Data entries

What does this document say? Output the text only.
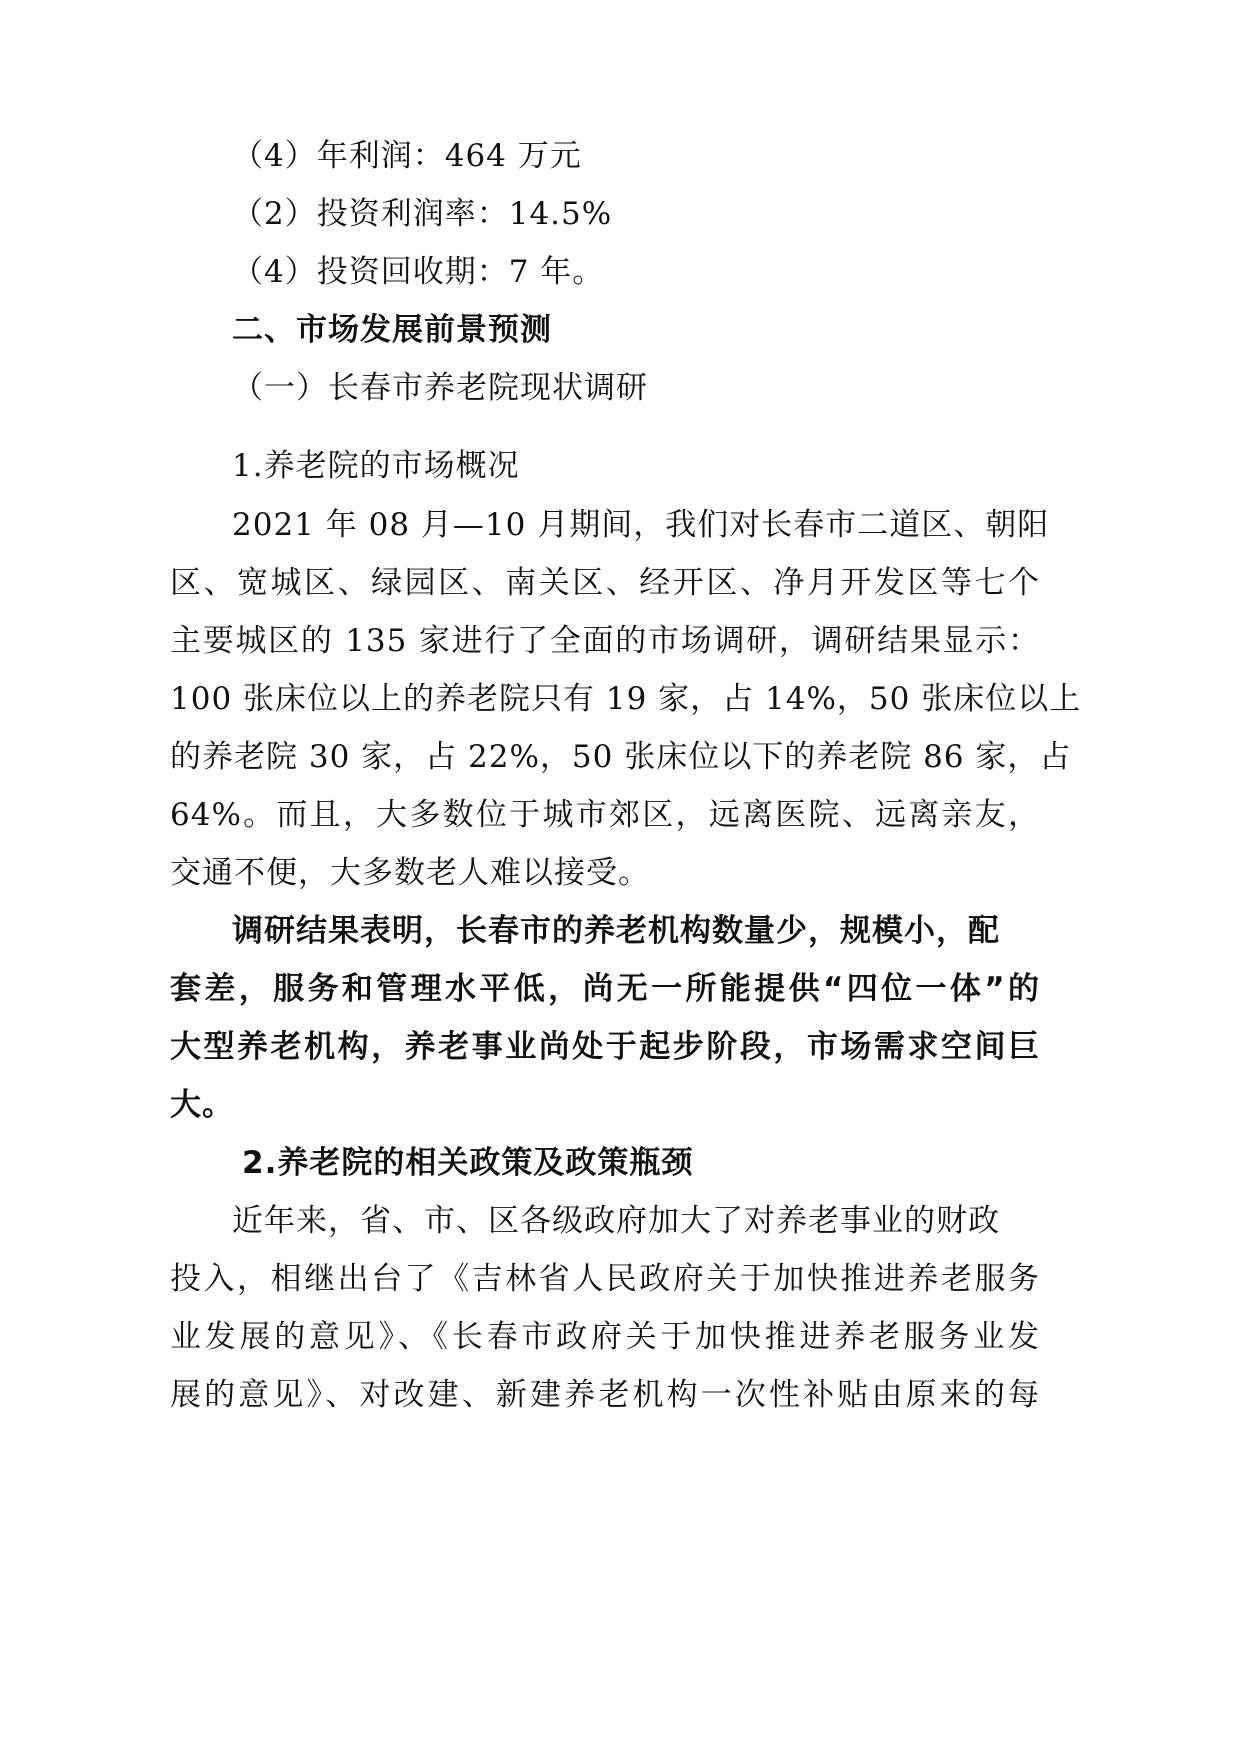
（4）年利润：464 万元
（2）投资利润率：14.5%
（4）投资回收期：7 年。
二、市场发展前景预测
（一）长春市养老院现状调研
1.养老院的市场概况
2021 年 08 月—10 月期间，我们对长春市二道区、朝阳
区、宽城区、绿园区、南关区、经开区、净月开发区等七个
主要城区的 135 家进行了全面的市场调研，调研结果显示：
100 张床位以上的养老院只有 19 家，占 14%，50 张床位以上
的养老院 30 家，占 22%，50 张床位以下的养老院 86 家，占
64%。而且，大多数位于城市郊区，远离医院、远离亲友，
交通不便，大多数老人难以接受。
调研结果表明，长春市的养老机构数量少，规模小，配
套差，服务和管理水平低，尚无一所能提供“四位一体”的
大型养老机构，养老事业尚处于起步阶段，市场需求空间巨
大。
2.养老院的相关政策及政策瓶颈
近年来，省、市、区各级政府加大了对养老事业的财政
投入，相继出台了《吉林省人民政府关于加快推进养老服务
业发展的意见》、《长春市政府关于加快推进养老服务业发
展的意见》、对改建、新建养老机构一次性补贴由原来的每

__What you are asked to do__: Every entry must be transcribed exactly. Pictures do not belong in the copy.

__Problem solution__:
What does this document say? Output the text only.
（4）年利润：464 万元
（2）投资利润率：14.5%
（4）投资回收期：7 年。
二、市场发展前景预测
（一）长春市养老院现状调研
1.养老院的市场概况
2021 年 08 月—10 月期间，我们对长春市二道区、朝阳
区、宽城区、绿园区、南关区、经开区、净月开发区等七个
主要城区的 135 家进行了全面的市场调研，调研结果显示：
100 张床位以上的养老院只有 19 家，占 14%，50 张床位以上
的养老院 30 家，占 22%，50 张床位以下的养老院 86 家，占
64%。而且，大多数位于城市郊区，远离医院、远离亲友，
交通不便，大多数老人难以接受。
调研结果表明，长春市的养老机构数量少，规模小，配
套差，服务和管理水平低，尚无一所能提供“四位一体”的
大型养老机构，养老事业尚处于起步阶段，市场需求空间巨
大。
2.养老院的相关政策及政策瓶颈
近年来，省、市、区各级政府加大了对养老事业的财政
投入，相继出台了《吉林省人民政府关于加快推进养老服务
业发展的意见》、《长春市政府关于加快推进养老服务业发
展的意见》、对改建、新建养老机构一次性补贴由原来的每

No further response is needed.